■ Description of the task
Print the data below verbatim, starting at the line that contains "Give bounding boxes" and ending at the line that contains "x-tick-label: 300 <box>729 620 749 634</box>", both lines included. Leave the pictures out of your answer.

■ Records for processing
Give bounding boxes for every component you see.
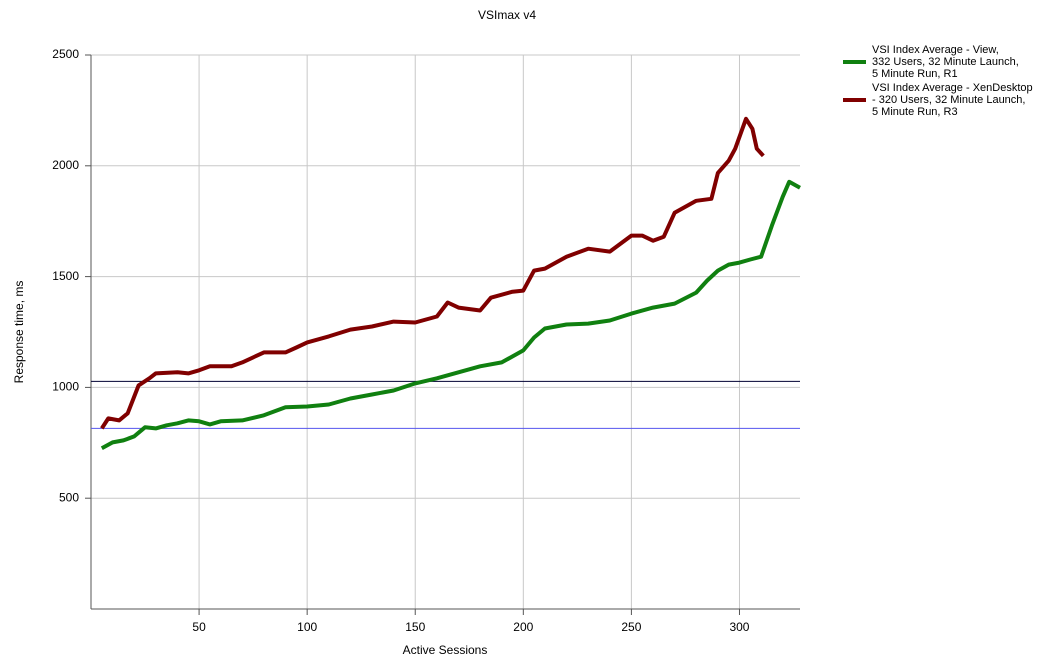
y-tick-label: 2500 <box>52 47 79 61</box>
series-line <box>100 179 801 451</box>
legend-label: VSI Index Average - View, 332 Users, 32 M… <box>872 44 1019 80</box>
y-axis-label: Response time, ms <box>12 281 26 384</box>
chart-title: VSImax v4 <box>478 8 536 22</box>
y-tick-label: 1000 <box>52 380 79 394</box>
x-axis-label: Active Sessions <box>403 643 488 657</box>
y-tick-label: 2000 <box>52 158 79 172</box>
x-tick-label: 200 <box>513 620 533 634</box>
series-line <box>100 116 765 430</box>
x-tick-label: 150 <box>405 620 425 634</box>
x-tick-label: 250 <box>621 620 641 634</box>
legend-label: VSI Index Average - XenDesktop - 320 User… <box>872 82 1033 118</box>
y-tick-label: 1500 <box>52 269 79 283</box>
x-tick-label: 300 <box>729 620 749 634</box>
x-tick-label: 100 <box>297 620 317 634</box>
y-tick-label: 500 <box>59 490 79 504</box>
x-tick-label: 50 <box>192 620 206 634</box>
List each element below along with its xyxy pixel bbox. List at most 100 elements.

...

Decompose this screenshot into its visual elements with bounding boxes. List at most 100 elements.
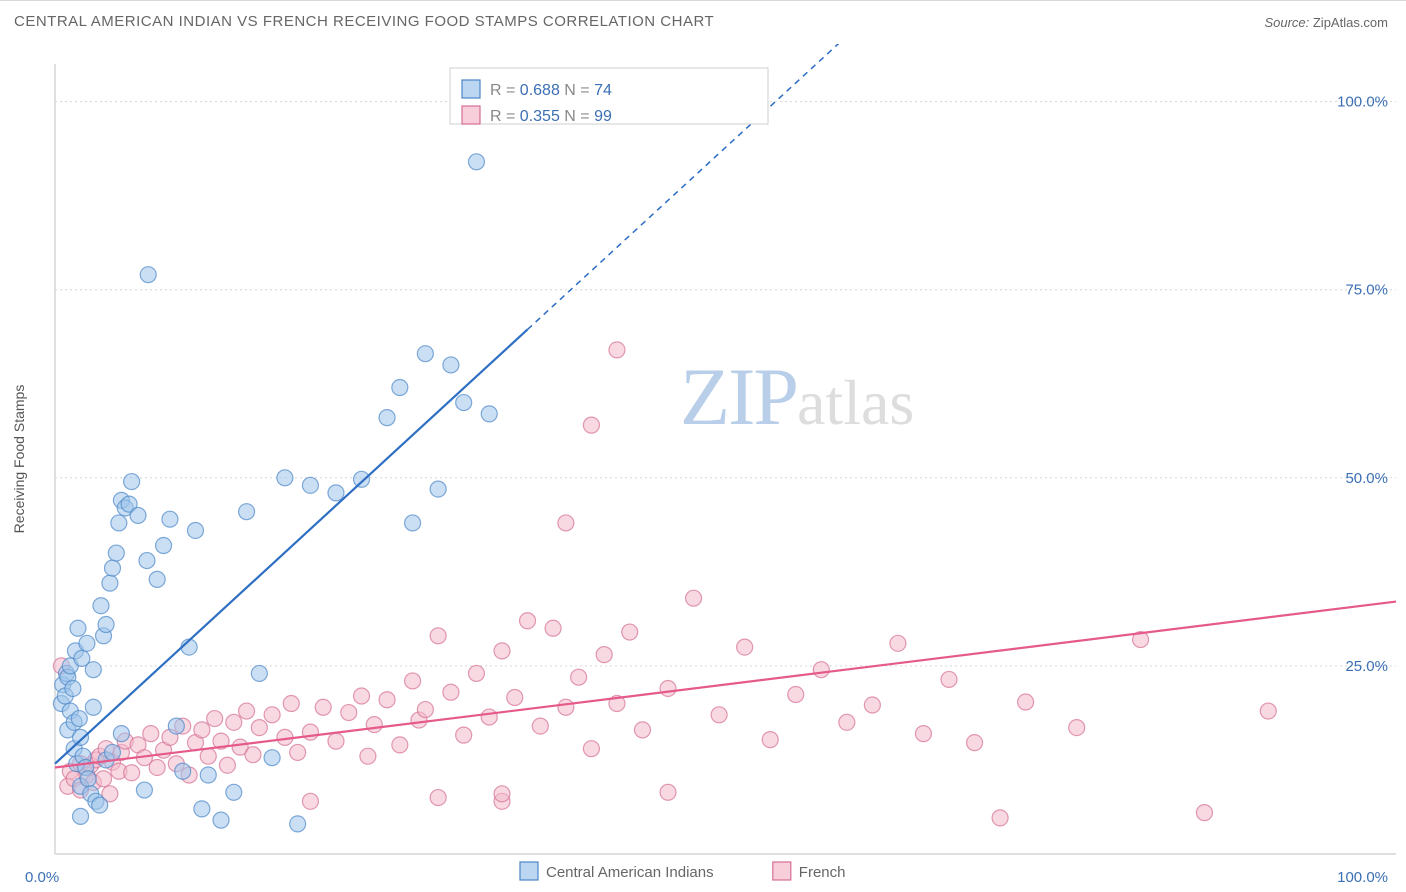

■ Finished answer
Give bounding boxes for every component you see.
y-tick-label: 2500 <box>52 47 79 61</box>
series-line <box>100 179 801 451</box>
legend-label: VSI Index Average - View, 332 Users, 32 M… <box>872 44 1019 80</box>
y-axis-label: Response time, ms <box>12 281 26 384</box>
chart-title: VSImax v4 <box>478 8 536 22</box>
y-tick-label: 1000 <box>52 380 79 394</box>
x-axis-label: Active Sessions <box>403 643 488 657</box>
y-tick-label: 2000 <box>52 158 79 172</box>
x-tick-label: 200 <box>513 620 533 634</box>
series-line <box>100 116 765 430</box>
x-tick-label: 150 <box>405 620 425 634</box>
x-tick-label: 250 <box>621 620 641 634</box>
legend-label: VSI Index Average - XenDesktop - 320 User… <box>872 82 1033 118</box>
y-tick-label: 1500 <box>52 269 79 283</box>
x-tick-label: 300 <box>729 620 749 634</box>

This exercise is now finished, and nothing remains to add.